** start **

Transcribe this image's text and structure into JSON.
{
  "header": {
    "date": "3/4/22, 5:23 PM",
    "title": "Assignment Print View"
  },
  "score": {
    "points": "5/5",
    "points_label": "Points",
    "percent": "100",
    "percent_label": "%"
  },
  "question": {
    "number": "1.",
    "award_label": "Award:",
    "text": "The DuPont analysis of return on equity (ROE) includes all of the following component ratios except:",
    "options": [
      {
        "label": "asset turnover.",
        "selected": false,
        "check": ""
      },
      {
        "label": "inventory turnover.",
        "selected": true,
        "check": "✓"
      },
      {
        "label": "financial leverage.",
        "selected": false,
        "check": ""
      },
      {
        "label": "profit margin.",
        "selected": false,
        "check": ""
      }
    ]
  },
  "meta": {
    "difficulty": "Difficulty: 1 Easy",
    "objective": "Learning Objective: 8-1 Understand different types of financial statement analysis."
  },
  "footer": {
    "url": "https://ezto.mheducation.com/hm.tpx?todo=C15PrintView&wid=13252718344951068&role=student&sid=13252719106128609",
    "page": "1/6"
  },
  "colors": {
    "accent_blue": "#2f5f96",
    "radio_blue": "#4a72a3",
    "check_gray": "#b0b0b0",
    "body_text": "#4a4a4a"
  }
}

** end **

YOUR INSTRUCTIONS ▸
Quote every line of the data, word for word.

TASK SOLUTION ▸
Transcribe this image's text and structure into JSON.
{
  "header": {
    "date": "3/4/22, 5:23 PM",
    "title": "Assignment Print View"
  },
  "score": {
    "points": "5/5",
    "points_label": "Points",
    "percent": "100",
    "percent_label": "%"
  },
  "question": {
    "number": "1.",
    "award_label": "Award:",
    "text": "The DuPont analysis of return on equity (ROE) includes all of the following component ratios except:",
    "options": [
      {
        "label": "asset turnover.",
        "selected": false,
        "check": ""
      },
      {
        "label": "inventory turnover.",
        "selected": true,
        "check": "✓"
      },
      {
        "label": "financial leverage.",
        "selected": false,
        "check": ""
      },
      {
        "label": "profit margin.",
        "selected": false,
        "check": ""
      }
    ]
  },
  "meta": {
    "difficulty": "Difficulty: 1 Easy",
    "objective": "Learning Objective: 8-1 Understand different types of financial statement analysis."
  },
  "footer": {
    "url": "https://ezto.mheducation.com/hm.tpx?todo=C15PrintView&wid=13252718344951068&role=student&sid=13252719106128609",
    "page": "1/6"
  },
  "colors": {
    "accent_blue": "#2f5f96",
    "radio_blue": "#4a72a3",
    "check_gray": "#b0b0b0",
    "body_text": "#4a4a4a"
  }
}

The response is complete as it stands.